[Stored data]
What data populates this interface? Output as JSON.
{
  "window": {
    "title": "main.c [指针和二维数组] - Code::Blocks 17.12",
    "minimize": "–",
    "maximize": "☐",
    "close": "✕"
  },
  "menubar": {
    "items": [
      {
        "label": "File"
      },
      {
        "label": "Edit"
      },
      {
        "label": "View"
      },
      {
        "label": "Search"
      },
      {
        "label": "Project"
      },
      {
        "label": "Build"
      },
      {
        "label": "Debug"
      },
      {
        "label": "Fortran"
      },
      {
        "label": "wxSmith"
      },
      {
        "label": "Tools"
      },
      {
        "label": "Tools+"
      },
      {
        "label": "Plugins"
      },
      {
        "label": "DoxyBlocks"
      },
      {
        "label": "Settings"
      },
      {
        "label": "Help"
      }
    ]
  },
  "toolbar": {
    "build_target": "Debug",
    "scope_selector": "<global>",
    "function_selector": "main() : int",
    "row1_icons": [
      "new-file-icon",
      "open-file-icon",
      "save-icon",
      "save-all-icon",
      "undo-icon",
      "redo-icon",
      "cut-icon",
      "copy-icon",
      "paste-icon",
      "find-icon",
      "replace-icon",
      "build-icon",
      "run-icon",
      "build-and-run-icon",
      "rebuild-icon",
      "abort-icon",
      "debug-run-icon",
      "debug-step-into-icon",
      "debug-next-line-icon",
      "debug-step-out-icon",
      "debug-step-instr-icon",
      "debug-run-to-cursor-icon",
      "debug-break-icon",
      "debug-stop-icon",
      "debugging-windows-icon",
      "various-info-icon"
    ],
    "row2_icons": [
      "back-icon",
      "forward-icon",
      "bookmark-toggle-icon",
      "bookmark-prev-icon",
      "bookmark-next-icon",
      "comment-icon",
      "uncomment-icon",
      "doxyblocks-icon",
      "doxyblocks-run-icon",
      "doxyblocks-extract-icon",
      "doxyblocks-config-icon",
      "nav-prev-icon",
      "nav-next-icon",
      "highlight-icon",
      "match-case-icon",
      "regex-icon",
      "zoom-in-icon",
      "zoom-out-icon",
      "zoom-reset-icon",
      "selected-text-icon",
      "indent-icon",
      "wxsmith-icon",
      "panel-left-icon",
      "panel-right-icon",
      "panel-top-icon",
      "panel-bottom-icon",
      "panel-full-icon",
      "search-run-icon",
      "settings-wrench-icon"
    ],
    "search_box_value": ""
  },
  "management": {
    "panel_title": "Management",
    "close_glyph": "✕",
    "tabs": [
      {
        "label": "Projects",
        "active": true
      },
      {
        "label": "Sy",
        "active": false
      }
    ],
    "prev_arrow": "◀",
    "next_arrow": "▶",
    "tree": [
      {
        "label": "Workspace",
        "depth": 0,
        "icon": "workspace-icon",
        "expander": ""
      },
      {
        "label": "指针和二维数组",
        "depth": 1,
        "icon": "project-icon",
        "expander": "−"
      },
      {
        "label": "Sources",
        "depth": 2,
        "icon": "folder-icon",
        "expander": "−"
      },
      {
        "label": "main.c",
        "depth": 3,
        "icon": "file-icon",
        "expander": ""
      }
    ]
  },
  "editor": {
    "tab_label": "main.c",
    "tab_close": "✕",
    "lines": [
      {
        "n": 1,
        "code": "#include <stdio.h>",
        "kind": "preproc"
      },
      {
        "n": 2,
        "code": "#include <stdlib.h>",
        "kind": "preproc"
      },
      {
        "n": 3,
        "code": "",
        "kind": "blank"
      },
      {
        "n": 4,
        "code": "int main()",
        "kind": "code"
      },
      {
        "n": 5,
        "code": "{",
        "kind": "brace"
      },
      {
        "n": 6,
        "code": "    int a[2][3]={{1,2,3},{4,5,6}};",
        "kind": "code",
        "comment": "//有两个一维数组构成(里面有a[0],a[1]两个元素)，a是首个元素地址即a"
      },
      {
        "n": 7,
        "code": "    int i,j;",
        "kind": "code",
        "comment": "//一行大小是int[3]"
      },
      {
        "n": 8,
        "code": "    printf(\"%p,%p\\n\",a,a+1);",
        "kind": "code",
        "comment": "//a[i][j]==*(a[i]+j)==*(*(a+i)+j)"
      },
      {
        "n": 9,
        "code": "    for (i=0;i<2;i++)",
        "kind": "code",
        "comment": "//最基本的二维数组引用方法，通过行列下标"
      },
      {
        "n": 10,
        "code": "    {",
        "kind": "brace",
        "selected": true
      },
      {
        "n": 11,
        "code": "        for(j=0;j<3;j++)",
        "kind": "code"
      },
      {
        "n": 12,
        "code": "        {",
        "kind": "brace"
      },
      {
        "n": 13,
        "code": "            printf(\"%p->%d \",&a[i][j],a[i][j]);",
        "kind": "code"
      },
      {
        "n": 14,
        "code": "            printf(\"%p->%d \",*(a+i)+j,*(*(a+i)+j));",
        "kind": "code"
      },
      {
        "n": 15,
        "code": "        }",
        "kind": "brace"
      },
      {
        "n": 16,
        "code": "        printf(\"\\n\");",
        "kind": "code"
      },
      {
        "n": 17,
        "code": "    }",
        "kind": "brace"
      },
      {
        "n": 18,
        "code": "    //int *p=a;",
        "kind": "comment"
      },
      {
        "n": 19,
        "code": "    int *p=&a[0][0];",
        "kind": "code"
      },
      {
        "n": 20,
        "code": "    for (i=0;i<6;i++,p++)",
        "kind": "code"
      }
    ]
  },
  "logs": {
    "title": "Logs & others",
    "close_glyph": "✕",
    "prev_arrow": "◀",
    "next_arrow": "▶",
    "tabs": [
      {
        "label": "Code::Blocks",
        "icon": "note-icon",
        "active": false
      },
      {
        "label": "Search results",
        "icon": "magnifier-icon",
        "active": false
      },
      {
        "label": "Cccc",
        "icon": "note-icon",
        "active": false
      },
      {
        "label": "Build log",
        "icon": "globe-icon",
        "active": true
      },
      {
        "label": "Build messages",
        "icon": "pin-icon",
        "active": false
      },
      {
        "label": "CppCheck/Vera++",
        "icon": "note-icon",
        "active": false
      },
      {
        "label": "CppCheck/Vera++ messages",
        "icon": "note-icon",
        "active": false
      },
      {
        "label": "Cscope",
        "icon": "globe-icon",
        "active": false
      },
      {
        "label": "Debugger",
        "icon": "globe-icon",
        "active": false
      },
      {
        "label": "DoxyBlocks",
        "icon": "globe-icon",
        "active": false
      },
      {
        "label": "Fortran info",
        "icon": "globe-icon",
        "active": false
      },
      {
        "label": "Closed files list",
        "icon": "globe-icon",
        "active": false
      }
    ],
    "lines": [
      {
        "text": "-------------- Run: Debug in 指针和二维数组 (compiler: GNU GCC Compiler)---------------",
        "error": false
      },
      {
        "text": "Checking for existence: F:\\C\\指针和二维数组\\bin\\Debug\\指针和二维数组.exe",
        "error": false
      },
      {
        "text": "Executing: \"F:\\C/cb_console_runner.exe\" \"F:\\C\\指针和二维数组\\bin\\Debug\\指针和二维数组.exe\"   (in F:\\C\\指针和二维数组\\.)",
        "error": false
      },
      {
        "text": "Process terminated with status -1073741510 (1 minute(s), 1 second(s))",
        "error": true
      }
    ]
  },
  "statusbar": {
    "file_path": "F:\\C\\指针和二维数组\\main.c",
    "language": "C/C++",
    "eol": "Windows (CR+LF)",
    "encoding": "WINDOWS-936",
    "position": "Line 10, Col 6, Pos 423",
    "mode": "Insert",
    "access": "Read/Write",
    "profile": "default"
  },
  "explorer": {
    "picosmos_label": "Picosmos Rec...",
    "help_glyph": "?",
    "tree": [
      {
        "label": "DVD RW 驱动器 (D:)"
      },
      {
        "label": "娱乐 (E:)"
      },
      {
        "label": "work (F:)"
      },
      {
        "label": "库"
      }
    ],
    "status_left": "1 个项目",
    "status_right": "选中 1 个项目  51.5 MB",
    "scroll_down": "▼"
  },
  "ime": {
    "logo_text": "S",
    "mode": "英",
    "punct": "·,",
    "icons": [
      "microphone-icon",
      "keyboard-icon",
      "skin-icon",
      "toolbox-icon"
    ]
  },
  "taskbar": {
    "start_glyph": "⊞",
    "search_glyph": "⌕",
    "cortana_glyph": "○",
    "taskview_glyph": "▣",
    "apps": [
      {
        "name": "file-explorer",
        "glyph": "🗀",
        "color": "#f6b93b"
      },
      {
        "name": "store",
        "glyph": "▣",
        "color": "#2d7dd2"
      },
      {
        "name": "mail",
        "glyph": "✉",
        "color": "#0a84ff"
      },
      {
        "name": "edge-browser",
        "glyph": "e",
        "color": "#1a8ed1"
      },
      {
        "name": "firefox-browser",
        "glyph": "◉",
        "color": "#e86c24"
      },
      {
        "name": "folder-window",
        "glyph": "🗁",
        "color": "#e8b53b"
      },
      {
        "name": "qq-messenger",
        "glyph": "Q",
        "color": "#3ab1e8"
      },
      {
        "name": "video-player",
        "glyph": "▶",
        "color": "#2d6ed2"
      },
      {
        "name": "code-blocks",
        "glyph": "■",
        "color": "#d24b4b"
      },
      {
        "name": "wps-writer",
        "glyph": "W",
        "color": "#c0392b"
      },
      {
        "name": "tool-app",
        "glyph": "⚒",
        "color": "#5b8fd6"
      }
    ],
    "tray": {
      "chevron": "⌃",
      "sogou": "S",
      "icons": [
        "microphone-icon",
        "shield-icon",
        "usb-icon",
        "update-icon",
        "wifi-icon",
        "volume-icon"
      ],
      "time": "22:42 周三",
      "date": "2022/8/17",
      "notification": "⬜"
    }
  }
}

What you need to do: Using the listing above, list every line in which the string "name" occurs.

The result:
        "name": "file-explorer",
        "name": "store",
        "name": "mail",
        "name": "edge-browser",
        "name": "firefox-browser",
        "name": "folder-window",
        "name": "qq-messenger",
        "name": "video-player",
        "name": "code-blocks",
        "name": "wps-writer",
        "name": "tool-app",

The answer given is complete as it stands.